start Supplied data

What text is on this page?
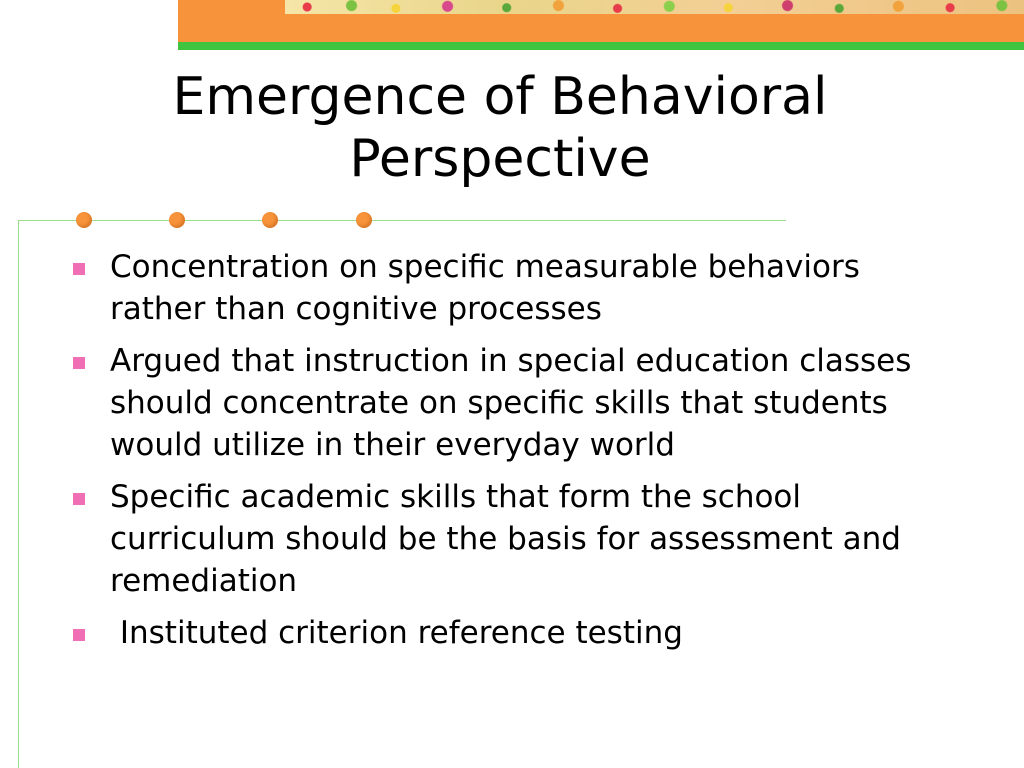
Emergence of Behavioral
Perspective
Concentration on specific measurable behaviors rather than cognitive processes
Argued that instruction in special education classes should concentrate on specific skills that students would utilize in their everyday world
Specific academic skills that form the school curriculum should be the basis for assessment and remediation
Instituted criterion reference testing
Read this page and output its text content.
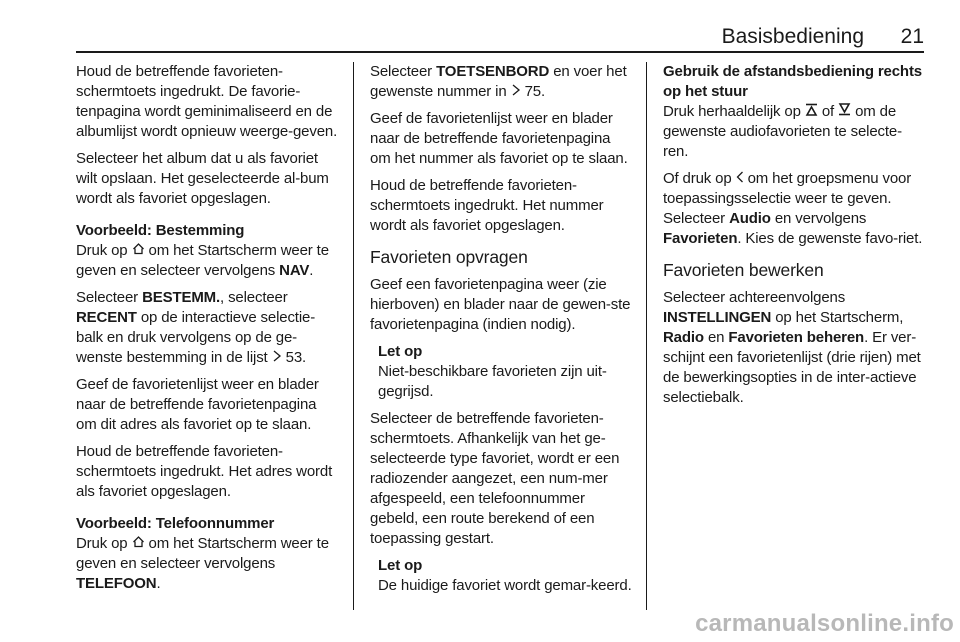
Basisbediening 21

Houd de betreffende favorieten-schermtoets ingedrukt. De favorie-tenpagina wordt geminimaliseerd en de albumlijst wordt opnieuw weerge-geven.

Selecteer het album dat u als favoriet wilt opslaan. Het geselecteerde al-bum wordt als favoriet opgeslagen.

Voorbeeld: Bestemming

Druk op om het Startscherm weer te geven en selecteer vervolgens NAV.

Selecteer BESTEMM., selecteer RECENT op de interactieve selectie-balk en druk vervolgens op de ge-wenste bestemming in de lijst 53.

Geef de favorietenlijst weer en blader naar de betreffende favorietenpagina om dit adres als favoriet op te slaan.

Houd de betreffende favorieten-schermtoets ingedrukt. Het adres wordt als favoriet opgeslagen.

Voorbeeld: Telefoonnummer

Druk op om het Startscherm weer te geven en selecteer vervolgens TELEFOON.

Selecteer TOETSENBORD en voer het gewenste nummer in 75.

Geef de favorietenlijst weer en blader naar de betreffende favorietenpagina om het nummer als favoriet op te slaan.

Houd de betreffende favorieten-schermtoets ingedrukt. Het nummer wordt als favoriet opgeslagen.

Favorieten opvragen

Geef een favorietenpagina weer (zie hierboven) en blader naar de gewen-ste favorietenpagina (indien nodig).

Let op
Niet-beschikbare favorieten zijn uit-gegrijsd.

Selecteer de betreffende favorieten-schermtoets. Afhankelijk van het ge-selecteerde type favoriet, wordt er een radiozender aangezet, een num-mer afgespeeld, een telefoonnummer gebeld, een route berekend of een toepassing gestart.

Let op
De huidige favoriet wordt gemar-keerd.

Gebruik de afstandsbediening rechts op het stuur

Druk herhaaldelijk op of om de gewenste audiofavorieten te selecte-ren.

Of druk op om het groepsmenu voor toepassingsselectie weer te geven. Selecteer Audio en vervolgens Favorieten. Kies de gewenste favo-riet.

Favorieten bewerken

Selecteer achtereenvolgens INSTELLINGEN op het Startscherm, Radio en Favorieten beheren. Er ver-schijnt een favorietenlijst (drie rijen) met de bewerkingsopties in de inter-actieve selectiebalk.

carmanualsonline.info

end Supplied data

■ Written task
Using the listing, copy every line where the word "that" shows up.

■ Exercise result
Argued that instruction in special education classes should concentrate on specific skills that students would utilize in their everyday world
Specific academic skills that form the school curriculum should be the basis for assessment and remediation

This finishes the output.